• What you will do:
Scan the lines below; pull out those with "this".

Raw records
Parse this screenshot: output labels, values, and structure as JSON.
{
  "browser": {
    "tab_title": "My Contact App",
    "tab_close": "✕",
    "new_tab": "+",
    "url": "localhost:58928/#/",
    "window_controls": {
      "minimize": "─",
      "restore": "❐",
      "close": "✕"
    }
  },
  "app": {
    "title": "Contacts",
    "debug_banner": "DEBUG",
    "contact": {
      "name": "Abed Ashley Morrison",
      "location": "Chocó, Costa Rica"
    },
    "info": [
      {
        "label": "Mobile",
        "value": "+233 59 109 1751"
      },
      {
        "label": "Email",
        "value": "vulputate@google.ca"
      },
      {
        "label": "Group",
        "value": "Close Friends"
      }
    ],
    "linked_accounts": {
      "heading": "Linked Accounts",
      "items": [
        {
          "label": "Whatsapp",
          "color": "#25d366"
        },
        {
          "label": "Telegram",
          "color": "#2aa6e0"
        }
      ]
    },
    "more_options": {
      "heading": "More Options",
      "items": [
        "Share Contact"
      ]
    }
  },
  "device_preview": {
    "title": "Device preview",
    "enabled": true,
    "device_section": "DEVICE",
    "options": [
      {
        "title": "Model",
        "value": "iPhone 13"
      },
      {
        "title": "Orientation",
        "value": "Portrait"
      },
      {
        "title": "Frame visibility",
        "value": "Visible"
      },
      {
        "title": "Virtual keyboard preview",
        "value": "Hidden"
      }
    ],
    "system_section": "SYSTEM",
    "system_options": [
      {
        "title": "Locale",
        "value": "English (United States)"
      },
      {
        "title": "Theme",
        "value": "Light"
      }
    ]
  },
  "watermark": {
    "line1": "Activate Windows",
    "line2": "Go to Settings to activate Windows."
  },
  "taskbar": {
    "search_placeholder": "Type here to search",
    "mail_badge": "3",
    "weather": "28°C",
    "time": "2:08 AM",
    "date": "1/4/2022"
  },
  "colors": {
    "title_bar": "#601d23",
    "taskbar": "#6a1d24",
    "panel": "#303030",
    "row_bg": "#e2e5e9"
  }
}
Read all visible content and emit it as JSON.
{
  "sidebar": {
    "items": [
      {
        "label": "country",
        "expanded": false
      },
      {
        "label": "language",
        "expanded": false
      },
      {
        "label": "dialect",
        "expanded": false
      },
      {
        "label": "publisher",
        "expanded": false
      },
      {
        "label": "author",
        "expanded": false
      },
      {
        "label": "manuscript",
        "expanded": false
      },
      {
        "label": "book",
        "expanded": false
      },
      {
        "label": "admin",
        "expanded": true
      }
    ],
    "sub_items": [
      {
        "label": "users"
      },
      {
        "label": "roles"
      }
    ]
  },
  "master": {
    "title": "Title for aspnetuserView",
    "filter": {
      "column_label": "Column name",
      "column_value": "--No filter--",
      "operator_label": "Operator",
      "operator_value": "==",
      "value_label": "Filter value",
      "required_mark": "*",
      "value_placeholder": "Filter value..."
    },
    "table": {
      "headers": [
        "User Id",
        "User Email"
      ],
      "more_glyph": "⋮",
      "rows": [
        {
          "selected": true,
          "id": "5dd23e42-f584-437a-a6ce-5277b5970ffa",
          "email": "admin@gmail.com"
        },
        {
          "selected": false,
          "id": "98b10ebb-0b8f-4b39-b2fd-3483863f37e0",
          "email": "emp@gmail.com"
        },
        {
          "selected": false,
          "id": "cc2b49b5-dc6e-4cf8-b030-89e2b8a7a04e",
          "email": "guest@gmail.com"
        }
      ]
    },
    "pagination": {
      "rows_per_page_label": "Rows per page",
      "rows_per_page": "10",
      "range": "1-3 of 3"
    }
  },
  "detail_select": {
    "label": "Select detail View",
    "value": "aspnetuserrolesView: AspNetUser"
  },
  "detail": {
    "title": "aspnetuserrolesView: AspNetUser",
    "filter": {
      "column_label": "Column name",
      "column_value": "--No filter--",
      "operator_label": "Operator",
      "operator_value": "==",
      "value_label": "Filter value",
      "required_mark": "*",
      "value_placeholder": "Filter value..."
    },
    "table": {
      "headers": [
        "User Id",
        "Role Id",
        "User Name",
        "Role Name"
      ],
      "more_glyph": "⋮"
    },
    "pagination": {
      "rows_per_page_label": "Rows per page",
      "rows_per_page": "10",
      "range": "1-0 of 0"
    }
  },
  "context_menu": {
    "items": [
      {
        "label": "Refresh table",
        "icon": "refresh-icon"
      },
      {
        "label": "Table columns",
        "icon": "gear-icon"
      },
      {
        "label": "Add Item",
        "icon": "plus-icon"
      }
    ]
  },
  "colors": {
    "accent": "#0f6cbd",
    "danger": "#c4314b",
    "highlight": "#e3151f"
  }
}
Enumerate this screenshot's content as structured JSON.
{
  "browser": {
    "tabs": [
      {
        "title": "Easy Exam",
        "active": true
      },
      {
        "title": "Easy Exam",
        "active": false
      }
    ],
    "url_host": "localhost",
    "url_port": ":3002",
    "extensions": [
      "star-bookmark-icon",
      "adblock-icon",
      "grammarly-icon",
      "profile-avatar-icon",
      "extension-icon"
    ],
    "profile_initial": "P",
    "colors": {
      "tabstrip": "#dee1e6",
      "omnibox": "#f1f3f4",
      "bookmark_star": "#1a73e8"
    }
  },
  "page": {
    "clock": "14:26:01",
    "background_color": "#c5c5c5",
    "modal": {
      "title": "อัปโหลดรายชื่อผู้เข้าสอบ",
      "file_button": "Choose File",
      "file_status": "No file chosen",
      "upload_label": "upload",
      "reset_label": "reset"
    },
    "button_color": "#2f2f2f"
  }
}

• Response to the exercise:
Parse this screenshot: output labels, values, and structure as JSON.
Enumerate this screenshot's content as structured JSON.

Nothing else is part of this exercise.